▶ **Exercise goal**
Rewrite the material below, replacing every "Browse files" with "View files" and leaving everything else unchanged.

(Annotated element listings)
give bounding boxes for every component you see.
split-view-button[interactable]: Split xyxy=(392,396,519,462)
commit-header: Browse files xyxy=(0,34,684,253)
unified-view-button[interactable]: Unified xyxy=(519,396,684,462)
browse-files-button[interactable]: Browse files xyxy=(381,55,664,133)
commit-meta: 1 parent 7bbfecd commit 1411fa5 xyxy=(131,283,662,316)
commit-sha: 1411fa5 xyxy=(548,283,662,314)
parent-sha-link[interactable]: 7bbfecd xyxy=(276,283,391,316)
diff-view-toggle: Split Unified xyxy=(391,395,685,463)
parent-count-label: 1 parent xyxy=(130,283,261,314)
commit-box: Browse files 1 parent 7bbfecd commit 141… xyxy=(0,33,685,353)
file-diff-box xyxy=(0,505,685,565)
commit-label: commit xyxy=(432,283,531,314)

▶ **Response**
give bounding boxes for every component you see.
split-view-button[interactable]: Split xyxy=(392,396,519,462)
commit-header: View files xyxy=(0,34,684,253)
unified-view-button[interactable]: Unified xyxy=(519,396,684,462)
browse-files-button[interactable]: View files xyxy=(381,55,664,133)
commit-meta: 1 parent 7bbfecd commit 1411fa5 xyxy=(131,283,662,316)
commit-sha: 1411fa5 xyxy=(548,283,662,314)
parent-sha-link[interactable]: 7bbfecd xyxy=(276,283,391,316)
diff-view-toggle: Split Unified xyxy=(391,395,685,463)
parent-count-label: 1 parent xyxy=(130,283,261,314)
commit-box: View files 1 parent 7bbfecd commit 141… xyxy=(0,33,685,353)
file-diff-box xyxy=(0,505,685,565)
commit-label: commit xyxy=(432,283,531,314)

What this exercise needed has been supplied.